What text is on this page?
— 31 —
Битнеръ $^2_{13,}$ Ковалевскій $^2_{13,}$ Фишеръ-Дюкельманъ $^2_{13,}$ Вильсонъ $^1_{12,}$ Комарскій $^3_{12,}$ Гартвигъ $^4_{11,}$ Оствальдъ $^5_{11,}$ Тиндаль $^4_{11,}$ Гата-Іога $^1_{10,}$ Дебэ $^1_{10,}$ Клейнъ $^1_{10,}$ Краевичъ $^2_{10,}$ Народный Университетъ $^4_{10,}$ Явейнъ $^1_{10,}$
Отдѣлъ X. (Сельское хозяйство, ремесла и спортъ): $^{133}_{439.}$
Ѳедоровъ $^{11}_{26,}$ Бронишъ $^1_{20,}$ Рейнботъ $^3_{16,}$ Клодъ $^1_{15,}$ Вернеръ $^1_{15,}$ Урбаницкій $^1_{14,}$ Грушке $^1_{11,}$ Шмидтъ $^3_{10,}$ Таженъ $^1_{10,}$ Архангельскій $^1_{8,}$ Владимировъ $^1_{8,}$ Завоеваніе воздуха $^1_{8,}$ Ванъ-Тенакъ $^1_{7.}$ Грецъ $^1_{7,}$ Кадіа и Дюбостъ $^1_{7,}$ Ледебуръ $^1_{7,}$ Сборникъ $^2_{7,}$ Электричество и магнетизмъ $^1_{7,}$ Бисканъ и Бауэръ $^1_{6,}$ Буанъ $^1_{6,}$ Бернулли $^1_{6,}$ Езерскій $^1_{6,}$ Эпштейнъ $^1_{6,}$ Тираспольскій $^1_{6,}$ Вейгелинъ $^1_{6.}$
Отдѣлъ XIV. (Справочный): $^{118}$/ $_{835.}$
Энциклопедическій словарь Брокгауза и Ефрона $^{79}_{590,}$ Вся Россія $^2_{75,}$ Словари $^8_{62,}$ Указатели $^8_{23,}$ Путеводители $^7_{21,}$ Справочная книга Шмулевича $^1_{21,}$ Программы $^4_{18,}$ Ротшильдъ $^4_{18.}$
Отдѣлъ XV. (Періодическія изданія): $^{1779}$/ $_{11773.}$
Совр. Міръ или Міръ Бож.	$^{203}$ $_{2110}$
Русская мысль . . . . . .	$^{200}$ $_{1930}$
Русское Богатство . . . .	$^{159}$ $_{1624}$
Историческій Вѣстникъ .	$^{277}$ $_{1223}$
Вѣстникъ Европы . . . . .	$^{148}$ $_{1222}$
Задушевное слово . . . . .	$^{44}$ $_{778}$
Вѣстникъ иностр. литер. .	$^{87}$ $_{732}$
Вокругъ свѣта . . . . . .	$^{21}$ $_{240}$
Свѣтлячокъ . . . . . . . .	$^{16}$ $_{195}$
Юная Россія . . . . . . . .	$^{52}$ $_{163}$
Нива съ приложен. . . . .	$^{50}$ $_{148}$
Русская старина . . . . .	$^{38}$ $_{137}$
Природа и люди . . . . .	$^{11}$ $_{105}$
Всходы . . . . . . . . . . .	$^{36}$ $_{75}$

......

◆ **What needs to be done**:
Find the lines containing "Россія" and pull them out.

◆ **The answer**:
Энциклопедическій словарь Брокгауза и Ефрона $^{79}_{590,}$ Вся Россія $^2_{75,}$ Словари $^8_{62,}$ Указатели $^8_{23,}$ Путеводители $^7_{21,}$ Справочная книга Шмулевича $^1_{21,}$ Программы $^4_{18,}$ Ротшильдъ $^4_{18.}$
Юная Россія . . . . . . . .	$^{52}$ $_{163}$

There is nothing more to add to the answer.